_Exercise directions:_
Continue the text about dental care for patients on oral bisphosphonate therapy, starting after its last sentence.
──────── Source document
Consider this: Your patient needs an extraction but has received oral bisphosphonate therapy.
Invasive procedures can go wrong in such cases because bisphosphonate drugs can cause the very rare, but serious, condition of osteonecrosis of the jaw, in which changes in bone cells and loss of blood supply can lead to uncontrolled bone infection.
So what is a dentist to do?
— Peter L. Jacobsen, Ph.D., D.D.S.
A new report from the ADA's Council on Scientific Affairs (Journal of the American Dental Association, December 2008, Vol.139:12, pp. 1674-1677) provides recommendations for the management of patients who have been on oral bisphosphonate therapy. (For the full report, visit the ADA Web site.)
The report updates recommendations from 2006 and states that, for patients receiving oral bisphosphonate therapy, the risk of developing bisphosphonate-associated osteonecrosis (BON) of the jaw remains very low.
The authors recommend that routine dental treatment should not be changed because of oral bisphosphonate use.
────────────────
──────── Dataset extract
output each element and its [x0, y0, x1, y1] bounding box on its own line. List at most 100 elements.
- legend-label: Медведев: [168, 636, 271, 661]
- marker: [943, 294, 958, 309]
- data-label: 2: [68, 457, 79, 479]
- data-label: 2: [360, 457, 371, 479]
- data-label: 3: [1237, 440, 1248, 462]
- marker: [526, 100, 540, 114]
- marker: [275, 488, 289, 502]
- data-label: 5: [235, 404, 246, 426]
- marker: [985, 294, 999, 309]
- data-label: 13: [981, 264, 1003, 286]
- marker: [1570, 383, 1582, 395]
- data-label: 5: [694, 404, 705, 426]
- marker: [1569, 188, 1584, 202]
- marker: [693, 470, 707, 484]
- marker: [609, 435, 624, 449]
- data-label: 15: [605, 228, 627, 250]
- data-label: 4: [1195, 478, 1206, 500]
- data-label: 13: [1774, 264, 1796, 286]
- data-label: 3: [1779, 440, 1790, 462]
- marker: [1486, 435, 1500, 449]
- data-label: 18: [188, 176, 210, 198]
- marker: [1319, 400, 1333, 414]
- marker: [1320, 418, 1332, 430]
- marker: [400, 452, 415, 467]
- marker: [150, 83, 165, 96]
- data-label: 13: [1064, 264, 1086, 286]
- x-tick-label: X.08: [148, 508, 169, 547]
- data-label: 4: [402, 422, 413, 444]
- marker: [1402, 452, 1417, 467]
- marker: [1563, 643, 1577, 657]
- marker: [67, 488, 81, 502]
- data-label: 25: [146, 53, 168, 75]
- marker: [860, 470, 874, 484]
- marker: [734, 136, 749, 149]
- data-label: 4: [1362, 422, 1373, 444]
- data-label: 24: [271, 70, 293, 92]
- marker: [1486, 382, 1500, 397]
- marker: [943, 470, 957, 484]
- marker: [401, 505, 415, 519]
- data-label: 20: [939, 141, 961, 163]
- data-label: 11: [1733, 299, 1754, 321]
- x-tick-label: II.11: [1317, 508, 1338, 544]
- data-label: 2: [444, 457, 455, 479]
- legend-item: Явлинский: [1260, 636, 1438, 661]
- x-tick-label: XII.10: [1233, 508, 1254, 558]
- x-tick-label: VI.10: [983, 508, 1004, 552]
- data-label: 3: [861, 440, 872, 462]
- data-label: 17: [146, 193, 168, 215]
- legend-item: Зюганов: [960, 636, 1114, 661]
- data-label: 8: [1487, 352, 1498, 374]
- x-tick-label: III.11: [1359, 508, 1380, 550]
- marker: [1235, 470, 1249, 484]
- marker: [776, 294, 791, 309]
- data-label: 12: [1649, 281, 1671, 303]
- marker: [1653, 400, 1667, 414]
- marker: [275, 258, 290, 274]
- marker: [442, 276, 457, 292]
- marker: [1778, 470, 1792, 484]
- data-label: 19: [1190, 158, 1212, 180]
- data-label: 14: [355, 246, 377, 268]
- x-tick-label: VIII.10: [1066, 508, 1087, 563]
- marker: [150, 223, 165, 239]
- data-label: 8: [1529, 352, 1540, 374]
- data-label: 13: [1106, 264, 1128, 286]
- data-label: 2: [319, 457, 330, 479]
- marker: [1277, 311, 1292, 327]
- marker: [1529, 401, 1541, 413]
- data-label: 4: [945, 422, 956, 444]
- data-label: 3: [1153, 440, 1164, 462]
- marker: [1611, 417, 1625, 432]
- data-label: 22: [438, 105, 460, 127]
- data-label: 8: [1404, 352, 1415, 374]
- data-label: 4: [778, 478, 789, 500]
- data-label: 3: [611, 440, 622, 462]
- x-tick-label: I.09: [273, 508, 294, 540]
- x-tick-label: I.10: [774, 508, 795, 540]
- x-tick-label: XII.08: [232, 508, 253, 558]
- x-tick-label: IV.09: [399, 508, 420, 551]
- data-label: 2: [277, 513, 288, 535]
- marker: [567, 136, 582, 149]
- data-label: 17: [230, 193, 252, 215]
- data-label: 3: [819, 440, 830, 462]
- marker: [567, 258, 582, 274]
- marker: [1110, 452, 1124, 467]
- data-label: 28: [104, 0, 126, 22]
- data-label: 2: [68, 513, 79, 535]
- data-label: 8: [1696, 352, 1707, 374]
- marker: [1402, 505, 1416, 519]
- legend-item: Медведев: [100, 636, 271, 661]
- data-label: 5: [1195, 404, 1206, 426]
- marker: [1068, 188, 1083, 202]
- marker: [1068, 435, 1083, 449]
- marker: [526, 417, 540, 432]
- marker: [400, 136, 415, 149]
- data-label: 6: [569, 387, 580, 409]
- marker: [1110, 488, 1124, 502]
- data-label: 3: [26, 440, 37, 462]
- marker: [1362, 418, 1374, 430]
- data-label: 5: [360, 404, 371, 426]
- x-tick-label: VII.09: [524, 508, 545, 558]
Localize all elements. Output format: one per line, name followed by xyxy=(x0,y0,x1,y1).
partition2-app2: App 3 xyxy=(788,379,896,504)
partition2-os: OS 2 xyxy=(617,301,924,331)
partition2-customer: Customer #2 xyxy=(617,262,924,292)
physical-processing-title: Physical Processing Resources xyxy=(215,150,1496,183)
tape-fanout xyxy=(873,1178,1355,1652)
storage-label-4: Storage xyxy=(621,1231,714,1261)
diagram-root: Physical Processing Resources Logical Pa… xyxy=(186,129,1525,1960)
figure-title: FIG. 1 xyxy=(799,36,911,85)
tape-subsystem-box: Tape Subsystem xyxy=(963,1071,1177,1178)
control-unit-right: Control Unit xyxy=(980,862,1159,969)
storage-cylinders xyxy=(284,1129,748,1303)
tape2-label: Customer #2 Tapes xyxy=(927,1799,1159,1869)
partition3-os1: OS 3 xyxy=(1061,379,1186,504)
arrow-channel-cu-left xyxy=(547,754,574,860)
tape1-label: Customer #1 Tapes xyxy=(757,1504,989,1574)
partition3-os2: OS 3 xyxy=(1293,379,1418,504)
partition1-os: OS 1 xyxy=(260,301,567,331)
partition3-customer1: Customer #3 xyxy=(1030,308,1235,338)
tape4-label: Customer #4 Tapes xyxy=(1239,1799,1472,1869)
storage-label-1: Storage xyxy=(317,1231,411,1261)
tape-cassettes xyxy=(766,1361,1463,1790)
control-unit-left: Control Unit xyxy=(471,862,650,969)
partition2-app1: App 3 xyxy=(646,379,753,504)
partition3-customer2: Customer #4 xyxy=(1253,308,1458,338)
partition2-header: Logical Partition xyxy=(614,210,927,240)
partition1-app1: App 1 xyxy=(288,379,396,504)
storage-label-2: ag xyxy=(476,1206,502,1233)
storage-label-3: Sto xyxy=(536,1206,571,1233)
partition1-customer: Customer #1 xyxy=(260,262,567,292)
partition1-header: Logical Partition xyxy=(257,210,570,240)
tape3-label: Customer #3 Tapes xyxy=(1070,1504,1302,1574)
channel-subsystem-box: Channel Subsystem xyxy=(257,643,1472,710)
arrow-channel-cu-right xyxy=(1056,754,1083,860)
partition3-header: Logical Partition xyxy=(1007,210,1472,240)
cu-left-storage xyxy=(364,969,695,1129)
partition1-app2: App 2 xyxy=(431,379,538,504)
────────────────
_Result of this exercise:_
"The risks of infection and pain from not treating a decayed tooth or periodontal problem far outweigh the risk of bisphosphonate-associated osteonecrosis," Peter L. Jacobsen, Ph.D., D.D.S., vice chairman of the ADA Council on Scientific Affairs and a member of the panel that compiled the report, told DrBiscuspid.com.
The report also notes that currently no screening and diagnostic test can predict a patient's risk of developing the condition. But new tests that could potentially identify patients at risk for BON are being developed and studied, according to Dr. Jacobsen.
"Recently, the use of serum levels of the collagen breakdown product C-terminal cross-linking telopeptide of type I collagen (CTX) has been advocated as a risk predictor for development of BON," wrote the authors. "Serum CTX and urinary N-telopeptide of type I collagen (NTX) are considered markers for bone resorption. Reports suggest that dental treatment decisions can be based on the results of serum CTX/NTX level tests."
However, these new research findings need to be corroborated by clinical studies, the authors noted.
The report also states that the use of IV bisphosphonates in cancer patients is associated with a much higher risk of osteonecrosis.
"The general dentist would be prudent to refer any surgical procedures in such patients to an oral surgeon or periodontist, depending on the patient's needs," Dr. Jacobsen told DrBiscuspid.com.
Still, treating patients who have received oral bisphosphonate therapy poses a conundrum for dentists. Should you take a conservative approach or perform procedures as usual since BON is such a rare condition?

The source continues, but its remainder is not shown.